__TEXT BLOCK__:
Patterns are essentially reusable solutions to common problems. When faced with a problem it is reasonable to consider a catalog of patterns in order to find suitable existing solutions before designing something entirely new. Then, it will be a matter of adapting these patterns to the scope of our reality.
Think of it this way: Using a design pattern is having other systems architects on your team from whom you gain knowledge without investing too much time, certainly a smart move. Although there are dozens of architectural patterns, in this post I propose to explore the most common in a language-agnostic approach.
How are architecture patterns different from design patterns?
The title mentions architectural patterns so it is wise to clarify how they differ from design patterns although the difference may be a gray area. Specifically, we consider here that architectural patterns differ in the type of problem they try to solve. They define a solution for a variety of quality attributes and contemplate multiple components in a software system. The scope is broader for the architectural patterns while design patterns represent a way to structure classes to build the best internal structure.
Layers Pattern
Let’s start with perhaps the most used (and abused) pattern which is the layered pattern. Partitioning a system into separate layers, organizing components within them by related criteria, allows developers and teams to work better together. The layers promote good practices of low coupling and high cohesion.
Strictly speaking, in this model each module must be assigned to one and only one layer, where upper layers are allowed to use lower layers (one way only). It is a design that is justified in terms of maintainability, offering that different teams can collaborate on different modules in parallel. Here is an example of this scheme:
An API should communicate with the business logic services who at the same accesses the data layer. They all can potentially have a common set of libraries to reuse components.
Client Server Pattern
Another of the most common patterns in the Internet world is the Client-Server where a central authority (Server) offers one or more services that are consumed by one or more consumers (Client). Simple, but very powerful, this model offers the possibility of building distributed systems where the server centralizes the resources and workload in one place so that later multiple consumers use this data independently.
Twitter, Medium, the Email, File Sharing, mobile applications and the Web in general work with this mechanism. User applications consume the data and are responsible for providing an interface to interact with them, so the client and server often cooperate to achieve a common system. However, this pattern has a strong separation of concerns and responsibilities.
Pipe and Filter Pattern
With the pipe and filters pattern, each component named filter is responsible for a single transformation or operation on the data. Data is streamed from one filter to the next as fast as possible and data operation occurs in parallel. Decoupled filters can even be reused and swapped to create new pipelines.
It is a widely used pattern in data analysis and data transformation use cases. A more everyday example of this pattern is when we use the unix pipe function to combine commands, the essence is the same.

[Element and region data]
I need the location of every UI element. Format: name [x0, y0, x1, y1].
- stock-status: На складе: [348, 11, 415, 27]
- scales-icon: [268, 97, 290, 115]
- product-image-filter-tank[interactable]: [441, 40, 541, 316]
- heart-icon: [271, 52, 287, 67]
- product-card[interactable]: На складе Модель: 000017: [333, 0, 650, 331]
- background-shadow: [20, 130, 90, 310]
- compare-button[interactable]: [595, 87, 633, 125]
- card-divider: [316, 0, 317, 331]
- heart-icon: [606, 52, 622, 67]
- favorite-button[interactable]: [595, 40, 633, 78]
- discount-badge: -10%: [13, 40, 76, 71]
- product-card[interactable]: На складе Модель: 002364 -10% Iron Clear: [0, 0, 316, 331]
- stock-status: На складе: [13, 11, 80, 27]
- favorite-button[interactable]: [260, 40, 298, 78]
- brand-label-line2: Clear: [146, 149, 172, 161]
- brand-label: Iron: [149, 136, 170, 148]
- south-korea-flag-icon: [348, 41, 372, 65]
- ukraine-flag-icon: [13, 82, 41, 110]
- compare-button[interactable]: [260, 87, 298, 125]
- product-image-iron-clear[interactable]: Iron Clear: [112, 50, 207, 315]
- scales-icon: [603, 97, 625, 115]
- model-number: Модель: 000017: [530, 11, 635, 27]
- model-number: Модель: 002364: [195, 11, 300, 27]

__WRITTEN EXERCISE 1__: According to the text on architecture patterns, which two good practices do layers promote?
__WRITTEN EXERCISE 2__: Decide whether each statement agrees with the text on architecture patterns, answering yes or no and quoting the deciding words: (a) In the layers pattern, lower layers may use upper layers. (b) The client-server pattern has a strong separation of concerns. (c) Decoupled filters can be reused and swapped.
Answer from the text on architecture patterns alone.

__FINAL RESULT 1__: Low coupling and high cohesion.

__FINAL RESULT 2__:
(a) No: "upper layers are allowed to use lower layers (one way only)"
(b) Yes: "this pattern has a strong separation of concerns and responsibilities"
(c) Yes: "Decoupled filters can even be reused and swapped to create new pipelines"